= WRITTEN REQUEST =
Everything from the line containing "Give me the" through the last line of the data below is to be retyped exactly, apart from the pictures.

= Dataset listings of figures =
::::::::
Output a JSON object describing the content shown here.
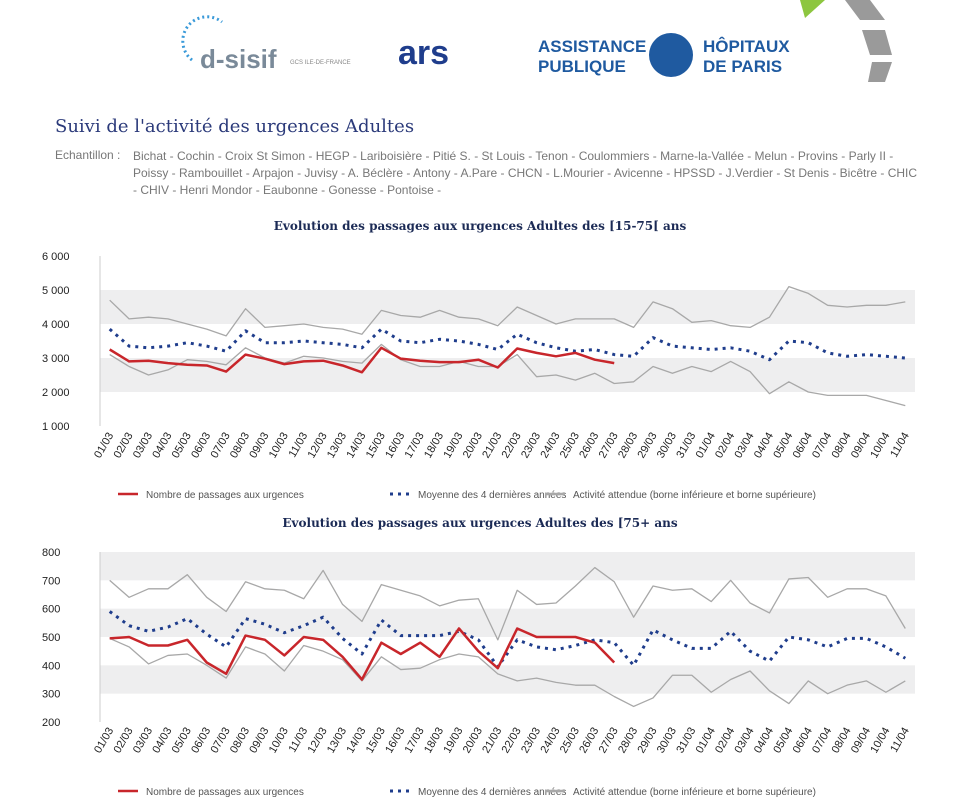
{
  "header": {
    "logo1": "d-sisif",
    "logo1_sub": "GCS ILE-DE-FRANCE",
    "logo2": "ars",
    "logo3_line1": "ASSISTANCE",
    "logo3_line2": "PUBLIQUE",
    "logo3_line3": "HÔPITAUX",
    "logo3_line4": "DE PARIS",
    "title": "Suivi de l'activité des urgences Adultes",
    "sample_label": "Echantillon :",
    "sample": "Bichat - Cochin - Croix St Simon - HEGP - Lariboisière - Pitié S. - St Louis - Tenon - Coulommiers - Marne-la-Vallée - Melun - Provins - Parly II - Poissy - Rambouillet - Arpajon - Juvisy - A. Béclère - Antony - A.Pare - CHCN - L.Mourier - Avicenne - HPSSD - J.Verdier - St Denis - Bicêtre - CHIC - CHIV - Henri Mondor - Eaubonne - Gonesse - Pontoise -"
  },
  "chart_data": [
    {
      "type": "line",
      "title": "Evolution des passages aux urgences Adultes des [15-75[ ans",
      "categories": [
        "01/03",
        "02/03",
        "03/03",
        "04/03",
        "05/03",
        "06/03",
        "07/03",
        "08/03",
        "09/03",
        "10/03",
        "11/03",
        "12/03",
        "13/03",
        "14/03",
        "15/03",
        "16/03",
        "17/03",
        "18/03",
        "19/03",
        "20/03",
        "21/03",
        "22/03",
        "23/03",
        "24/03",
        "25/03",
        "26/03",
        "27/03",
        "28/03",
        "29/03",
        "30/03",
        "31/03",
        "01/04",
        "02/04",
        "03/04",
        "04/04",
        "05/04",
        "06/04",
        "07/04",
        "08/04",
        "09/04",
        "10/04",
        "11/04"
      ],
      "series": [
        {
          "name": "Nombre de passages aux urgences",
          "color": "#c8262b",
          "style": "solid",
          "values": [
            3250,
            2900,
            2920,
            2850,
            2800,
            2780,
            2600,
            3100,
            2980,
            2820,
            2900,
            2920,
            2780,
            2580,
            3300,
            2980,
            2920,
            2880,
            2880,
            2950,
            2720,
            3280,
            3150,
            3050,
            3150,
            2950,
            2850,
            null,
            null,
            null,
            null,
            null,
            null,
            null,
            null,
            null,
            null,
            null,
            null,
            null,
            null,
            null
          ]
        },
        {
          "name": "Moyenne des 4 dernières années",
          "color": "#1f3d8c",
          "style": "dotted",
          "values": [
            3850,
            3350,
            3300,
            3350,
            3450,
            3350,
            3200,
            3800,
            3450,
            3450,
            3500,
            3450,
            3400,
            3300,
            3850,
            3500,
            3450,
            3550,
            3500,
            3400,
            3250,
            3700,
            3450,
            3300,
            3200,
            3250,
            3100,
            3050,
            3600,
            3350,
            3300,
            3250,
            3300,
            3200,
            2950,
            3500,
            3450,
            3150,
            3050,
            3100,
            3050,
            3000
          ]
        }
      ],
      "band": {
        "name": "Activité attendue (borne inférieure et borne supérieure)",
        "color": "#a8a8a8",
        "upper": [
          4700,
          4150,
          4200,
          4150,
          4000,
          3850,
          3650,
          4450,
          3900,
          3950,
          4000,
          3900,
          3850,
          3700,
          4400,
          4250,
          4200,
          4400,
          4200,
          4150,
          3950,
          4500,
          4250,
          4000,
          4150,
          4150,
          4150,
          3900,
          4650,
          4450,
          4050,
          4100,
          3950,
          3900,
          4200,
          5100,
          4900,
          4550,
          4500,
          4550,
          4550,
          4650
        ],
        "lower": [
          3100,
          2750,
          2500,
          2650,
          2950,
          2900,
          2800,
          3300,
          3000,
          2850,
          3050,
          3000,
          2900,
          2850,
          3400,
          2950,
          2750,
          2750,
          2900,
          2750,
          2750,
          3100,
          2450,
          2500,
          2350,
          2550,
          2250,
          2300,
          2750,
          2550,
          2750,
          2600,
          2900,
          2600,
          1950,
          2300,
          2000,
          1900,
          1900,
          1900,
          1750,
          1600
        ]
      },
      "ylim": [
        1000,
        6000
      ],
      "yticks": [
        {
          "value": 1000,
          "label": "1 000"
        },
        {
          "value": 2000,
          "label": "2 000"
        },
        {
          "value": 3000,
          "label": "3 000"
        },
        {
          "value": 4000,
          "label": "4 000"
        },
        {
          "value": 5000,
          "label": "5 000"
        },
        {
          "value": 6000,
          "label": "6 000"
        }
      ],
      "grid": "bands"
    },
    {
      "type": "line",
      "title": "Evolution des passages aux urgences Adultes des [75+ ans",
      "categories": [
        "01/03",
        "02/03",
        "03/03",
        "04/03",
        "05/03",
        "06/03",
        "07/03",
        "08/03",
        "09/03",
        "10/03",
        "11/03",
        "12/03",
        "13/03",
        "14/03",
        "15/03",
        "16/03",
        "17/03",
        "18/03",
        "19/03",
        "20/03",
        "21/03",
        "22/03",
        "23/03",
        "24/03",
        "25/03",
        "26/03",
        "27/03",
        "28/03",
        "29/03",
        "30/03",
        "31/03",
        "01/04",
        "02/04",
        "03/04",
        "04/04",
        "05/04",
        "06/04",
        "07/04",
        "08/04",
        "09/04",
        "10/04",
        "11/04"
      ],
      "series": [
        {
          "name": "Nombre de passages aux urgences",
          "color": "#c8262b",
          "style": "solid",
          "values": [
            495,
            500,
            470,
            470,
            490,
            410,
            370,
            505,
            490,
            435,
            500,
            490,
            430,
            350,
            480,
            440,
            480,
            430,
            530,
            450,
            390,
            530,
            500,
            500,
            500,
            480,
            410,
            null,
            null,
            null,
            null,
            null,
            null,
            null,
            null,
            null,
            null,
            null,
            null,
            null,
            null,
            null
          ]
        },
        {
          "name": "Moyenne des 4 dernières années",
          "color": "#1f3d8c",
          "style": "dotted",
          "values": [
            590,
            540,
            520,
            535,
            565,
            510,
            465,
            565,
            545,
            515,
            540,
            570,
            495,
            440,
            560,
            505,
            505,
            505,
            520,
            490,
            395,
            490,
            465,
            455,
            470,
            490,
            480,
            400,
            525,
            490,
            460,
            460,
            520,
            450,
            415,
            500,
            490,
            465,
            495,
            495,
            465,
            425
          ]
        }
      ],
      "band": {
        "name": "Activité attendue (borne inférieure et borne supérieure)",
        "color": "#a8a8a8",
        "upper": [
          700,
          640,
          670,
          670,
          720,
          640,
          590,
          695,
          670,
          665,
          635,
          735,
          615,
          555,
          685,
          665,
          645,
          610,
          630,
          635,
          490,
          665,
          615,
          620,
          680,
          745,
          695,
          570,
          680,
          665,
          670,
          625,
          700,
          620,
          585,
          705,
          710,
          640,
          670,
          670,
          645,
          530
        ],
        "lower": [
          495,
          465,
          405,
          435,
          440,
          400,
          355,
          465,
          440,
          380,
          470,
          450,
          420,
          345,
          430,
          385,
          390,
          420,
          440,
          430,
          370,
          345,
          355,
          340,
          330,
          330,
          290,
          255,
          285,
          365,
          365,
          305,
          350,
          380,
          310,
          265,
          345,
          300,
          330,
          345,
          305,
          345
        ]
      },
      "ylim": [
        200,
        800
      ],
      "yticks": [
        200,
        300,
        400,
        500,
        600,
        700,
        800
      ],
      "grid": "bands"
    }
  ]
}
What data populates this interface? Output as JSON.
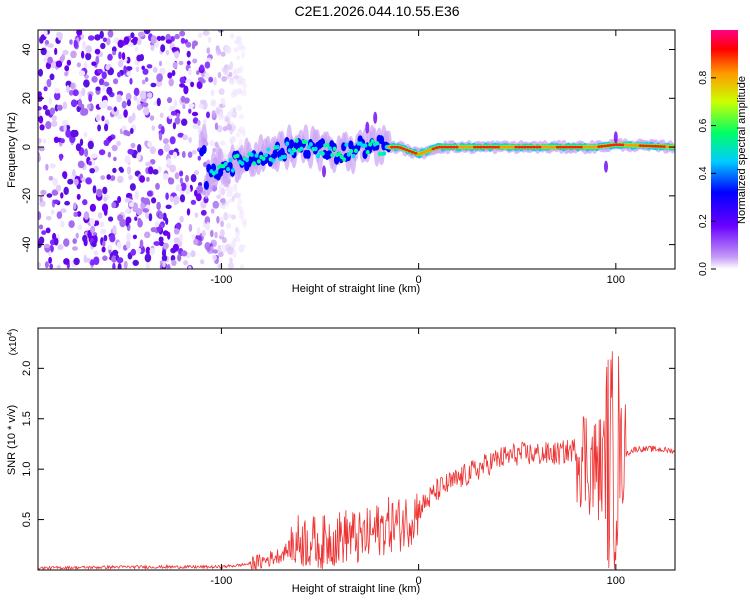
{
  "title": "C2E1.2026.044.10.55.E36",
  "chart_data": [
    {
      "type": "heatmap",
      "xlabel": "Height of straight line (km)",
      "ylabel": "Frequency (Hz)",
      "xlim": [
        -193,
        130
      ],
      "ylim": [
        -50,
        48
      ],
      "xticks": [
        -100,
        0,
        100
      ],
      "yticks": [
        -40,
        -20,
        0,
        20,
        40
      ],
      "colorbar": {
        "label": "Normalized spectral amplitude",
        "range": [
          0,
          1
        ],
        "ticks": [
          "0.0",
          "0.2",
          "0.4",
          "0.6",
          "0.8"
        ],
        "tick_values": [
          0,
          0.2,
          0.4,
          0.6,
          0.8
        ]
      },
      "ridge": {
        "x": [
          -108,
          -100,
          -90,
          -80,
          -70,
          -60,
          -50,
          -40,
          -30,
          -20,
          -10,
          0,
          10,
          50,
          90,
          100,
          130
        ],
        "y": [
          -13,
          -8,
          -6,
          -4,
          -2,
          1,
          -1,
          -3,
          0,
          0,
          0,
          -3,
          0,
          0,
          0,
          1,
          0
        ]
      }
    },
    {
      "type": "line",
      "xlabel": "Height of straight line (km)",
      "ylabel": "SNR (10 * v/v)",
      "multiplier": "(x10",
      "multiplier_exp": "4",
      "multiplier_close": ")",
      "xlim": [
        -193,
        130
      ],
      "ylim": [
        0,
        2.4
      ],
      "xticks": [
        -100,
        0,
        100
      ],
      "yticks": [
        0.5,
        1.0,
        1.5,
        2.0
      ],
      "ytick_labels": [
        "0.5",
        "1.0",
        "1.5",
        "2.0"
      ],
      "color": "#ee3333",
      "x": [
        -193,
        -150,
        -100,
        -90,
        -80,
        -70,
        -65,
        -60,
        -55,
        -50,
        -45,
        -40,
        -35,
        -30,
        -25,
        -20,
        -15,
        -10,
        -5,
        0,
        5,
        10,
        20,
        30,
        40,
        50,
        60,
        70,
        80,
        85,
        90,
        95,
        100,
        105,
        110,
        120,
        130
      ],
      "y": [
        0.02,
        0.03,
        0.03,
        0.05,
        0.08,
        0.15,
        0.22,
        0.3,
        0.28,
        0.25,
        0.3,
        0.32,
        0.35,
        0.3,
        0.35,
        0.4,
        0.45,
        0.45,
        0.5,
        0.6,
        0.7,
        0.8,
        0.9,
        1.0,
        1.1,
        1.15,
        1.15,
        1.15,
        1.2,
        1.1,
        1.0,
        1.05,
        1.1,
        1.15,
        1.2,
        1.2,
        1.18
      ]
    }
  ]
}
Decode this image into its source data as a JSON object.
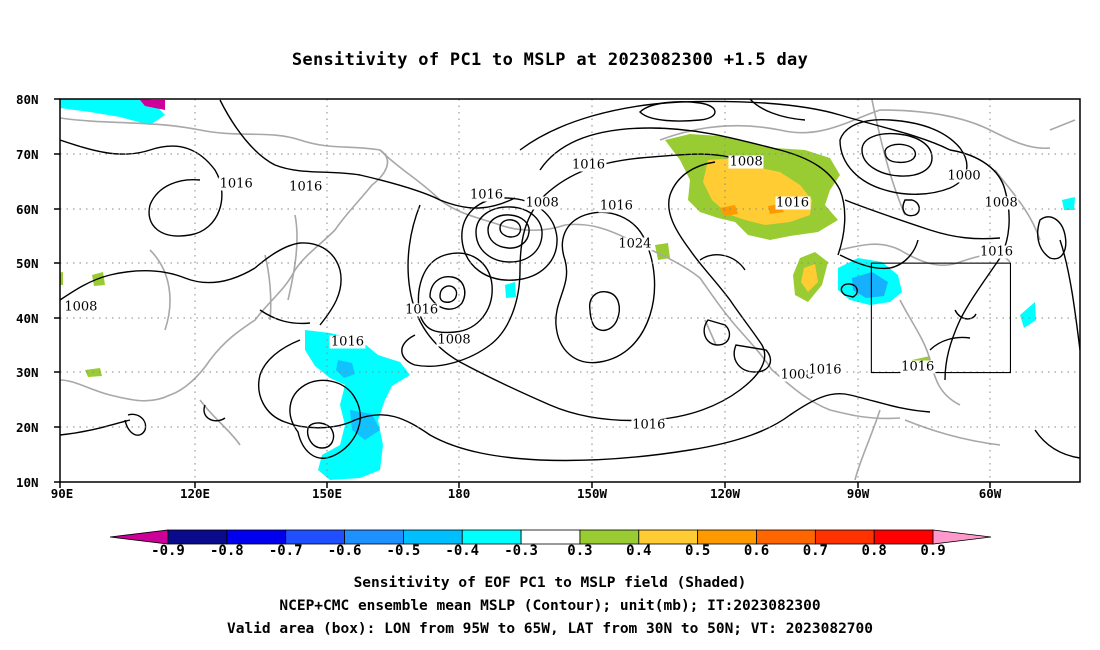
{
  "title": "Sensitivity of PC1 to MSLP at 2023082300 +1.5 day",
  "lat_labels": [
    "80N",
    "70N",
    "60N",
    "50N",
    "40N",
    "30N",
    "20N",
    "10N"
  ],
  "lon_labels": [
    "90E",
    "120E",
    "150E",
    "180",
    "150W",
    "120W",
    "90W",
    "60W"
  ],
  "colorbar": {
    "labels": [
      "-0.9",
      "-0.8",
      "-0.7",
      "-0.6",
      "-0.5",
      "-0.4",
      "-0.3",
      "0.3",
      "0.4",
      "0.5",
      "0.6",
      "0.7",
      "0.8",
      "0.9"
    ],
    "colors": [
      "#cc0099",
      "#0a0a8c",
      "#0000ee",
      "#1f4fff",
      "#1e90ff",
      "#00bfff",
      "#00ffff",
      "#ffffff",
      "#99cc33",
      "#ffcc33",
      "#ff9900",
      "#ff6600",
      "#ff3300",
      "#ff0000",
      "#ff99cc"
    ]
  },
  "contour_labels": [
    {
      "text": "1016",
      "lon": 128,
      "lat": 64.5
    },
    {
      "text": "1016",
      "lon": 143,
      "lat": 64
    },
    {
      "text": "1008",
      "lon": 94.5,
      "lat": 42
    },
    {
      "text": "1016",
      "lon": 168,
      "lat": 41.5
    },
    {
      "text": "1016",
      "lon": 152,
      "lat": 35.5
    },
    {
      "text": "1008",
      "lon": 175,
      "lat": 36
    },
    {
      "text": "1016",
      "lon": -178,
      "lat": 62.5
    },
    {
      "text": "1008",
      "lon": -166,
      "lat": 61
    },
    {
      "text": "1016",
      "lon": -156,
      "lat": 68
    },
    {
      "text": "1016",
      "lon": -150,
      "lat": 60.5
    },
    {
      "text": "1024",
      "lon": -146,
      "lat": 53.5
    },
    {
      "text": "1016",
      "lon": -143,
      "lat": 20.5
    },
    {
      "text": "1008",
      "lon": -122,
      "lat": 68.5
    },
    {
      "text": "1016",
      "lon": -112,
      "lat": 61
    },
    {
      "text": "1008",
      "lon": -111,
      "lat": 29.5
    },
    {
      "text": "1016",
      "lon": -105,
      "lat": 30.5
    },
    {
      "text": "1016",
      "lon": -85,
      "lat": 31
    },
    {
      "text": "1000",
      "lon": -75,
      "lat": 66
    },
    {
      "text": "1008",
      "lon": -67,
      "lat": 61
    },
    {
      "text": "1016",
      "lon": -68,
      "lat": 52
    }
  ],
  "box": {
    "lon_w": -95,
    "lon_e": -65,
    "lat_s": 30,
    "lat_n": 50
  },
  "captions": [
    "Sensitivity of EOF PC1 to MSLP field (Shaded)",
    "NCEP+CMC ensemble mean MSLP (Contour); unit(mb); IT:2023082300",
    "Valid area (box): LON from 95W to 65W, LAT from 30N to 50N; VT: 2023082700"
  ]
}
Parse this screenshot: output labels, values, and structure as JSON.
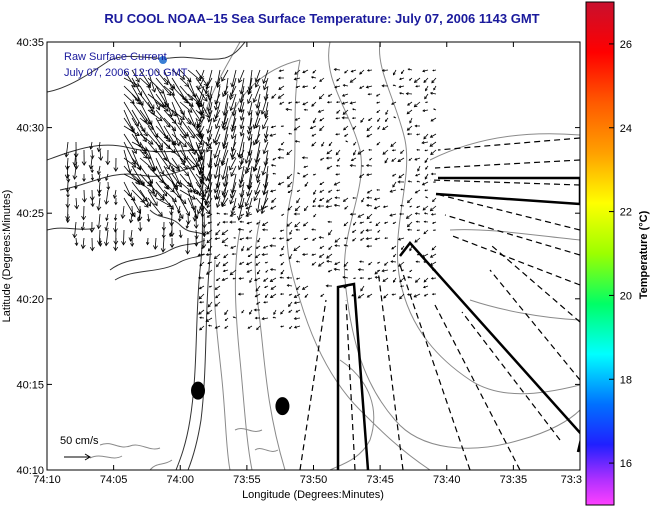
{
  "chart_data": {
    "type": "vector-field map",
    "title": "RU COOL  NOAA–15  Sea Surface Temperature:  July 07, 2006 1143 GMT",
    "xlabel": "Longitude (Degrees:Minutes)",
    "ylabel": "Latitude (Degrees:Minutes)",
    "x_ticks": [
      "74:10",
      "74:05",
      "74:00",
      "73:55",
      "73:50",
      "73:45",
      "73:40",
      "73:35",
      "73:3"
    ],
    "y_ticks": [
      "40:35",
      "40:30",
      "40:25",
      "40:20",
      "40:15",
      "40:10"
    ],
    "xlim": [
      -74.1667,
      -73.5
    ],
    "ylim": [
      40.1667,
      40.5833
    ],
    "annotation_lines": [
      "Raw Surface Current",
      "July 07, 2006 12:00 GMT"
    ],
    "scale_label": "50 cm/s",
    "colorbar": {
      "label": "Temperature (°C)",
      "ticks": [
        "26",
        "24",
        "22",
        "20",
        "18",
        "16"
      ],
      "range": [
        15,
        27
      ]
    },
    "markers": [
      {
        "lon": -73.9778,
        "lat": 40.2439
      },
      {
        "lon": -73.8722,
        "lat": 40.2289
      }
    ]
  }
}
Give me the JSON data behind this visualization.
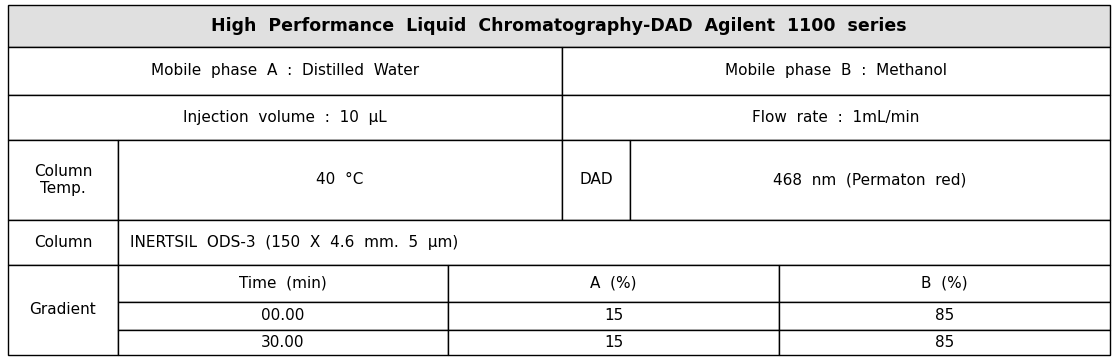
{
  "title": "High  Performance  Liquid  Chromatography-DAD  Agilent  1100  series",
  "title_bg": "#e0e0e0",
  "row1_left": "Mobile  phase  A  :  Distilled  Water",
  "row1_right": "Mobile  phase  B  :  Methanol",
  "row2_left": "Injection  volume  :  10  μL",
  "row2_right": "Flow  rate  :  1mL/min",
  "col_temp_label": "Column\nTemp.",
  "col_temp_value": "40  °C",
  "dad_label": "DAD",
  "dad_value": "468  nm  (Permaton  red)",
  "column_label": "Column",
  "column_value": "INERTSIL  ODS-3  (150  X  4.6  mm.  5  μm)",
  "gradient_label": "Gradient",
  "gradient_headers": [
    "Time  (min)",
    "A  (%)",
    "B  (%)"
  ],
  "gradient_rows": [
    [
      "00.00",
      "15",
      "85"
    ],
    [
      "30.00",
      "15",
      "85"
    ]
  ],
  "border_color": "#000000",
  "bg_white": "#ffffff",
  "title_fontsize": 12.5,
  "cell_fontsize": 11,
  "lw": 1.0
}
::::::::
= RESULT OF THE TASK =
Give me the JSON data behind this visualization.
{
  "title": "High  Performance  Liquid  Chromatography-DAD  Agilent  1100  series",
  "title_bg": "#e0e0e0",
  "row1_left": "Mobile  phase  A  :  Distilled  Water",
  "row1_right": "Mobile  phase  B  :  Methanol",
  "row2_left": "Injection  volume  :  10  μL",
  "row2_right": "Flow  rate  :  1mL/min",
  "col_temp_label": "Column\nTemp.",
  "col_temp_value": "40  °C",
  "dad_label": "DAD",
  "dad_value": "468  nm  (Permaton  red)",
  "column_label": "Column",
  "column_value": "INERTSIL  ODS-3  (150  X  4.6  mm.  5  μm)",
  "gradient_label": "Gradient",
  "gradient_headers": [
    "Time  (min)",
    "A  (%)",
    "B  (%)"
  ],
  "gradient_rows": [
    [
      "00.00",
      "15",
      "85"
    ],
    [
      "30.00",
      "15",
      "85"
    ]
  ],
  "border_color": "#000000",
  "bg_white": "#ffffff",
  "title_fontsize": 12.5,
  "cell_fontsize": 11,
  "lw": 1.0
}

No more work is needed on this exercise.